What you need to do: Write out only the lines from the line that holds "Output a JSON" to the end of the listing below, inclusive, with the pictures omitted.
+++ Given entries +++
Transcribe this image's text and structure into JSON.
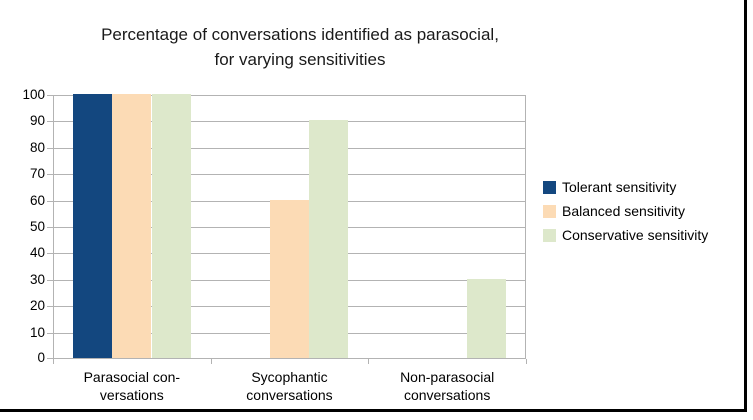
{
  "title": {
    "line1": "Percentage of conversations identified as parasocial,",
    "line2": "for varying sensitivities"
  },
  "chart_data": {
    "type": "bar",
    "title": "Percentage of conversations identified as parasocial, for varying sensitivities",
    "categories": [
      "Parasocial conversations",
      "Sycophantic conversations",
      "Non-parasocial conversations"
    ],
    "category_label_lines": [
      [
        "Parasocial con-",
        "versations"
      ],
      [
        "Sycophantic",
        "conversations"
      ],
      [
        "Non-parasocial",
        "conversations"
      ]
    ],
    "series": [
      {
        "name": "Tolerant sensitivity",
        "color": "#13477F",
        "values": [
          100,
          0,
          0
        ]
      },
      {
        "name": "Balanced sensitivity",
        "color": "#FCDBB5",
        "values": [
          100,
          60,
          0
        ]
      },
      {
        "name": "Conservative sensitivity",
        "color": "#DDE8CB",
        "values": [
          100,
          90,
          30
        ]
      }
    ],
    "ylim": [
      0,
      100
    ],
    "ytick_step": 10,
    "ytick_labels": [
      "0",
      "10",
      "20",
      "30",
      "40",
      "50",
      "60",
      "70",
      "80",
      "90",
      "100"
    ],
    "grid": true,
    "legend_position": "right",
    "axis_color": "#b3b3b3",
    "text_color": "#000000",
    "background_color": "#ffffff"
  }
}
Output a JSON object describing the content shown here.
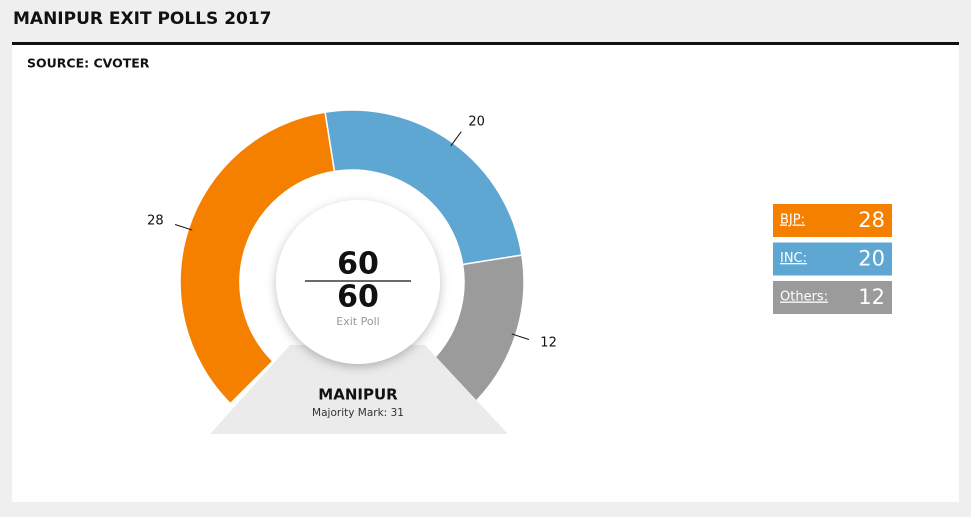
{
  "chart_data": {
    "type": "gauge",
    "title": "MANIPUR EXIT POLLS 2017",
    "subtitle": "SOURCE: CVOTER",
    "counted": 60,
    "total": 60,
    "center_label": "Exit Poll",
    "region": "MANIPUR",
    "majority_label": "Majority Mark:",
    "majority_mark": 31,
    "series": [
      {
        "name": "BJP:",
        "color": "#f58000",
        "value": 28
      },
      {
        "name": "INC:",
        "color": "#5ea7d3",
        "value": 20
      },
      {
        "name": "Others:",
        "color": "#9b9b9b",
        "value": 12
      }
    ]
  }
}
+++
Complete response:
Output a JSON object describing the content shown here.
{
  "chart_data": {
    "type": "gauge",
    "title": "MANIPUR EXIT POLLS 2017",
    "subtitle": "SOURCE: CVOTER",
    "counted": 60,
    "total": 60,
    "center_label": "Exit Poll",
    "region": "MANIPUR",
    "majority_label": "Majority Mark:",
    "majority_mark": 31,
    "series": [
      {
        "name": "BJP:",
        "color": "#f58000",
        "value": 28
      },
      {
        "name": "INC:",
        "color": "#5ea7d3",
        "value": 20
      },
      {
        "name": "Others:",
        "color": "#9b9b9b",
        "value": 12
      }
    ]
  }
}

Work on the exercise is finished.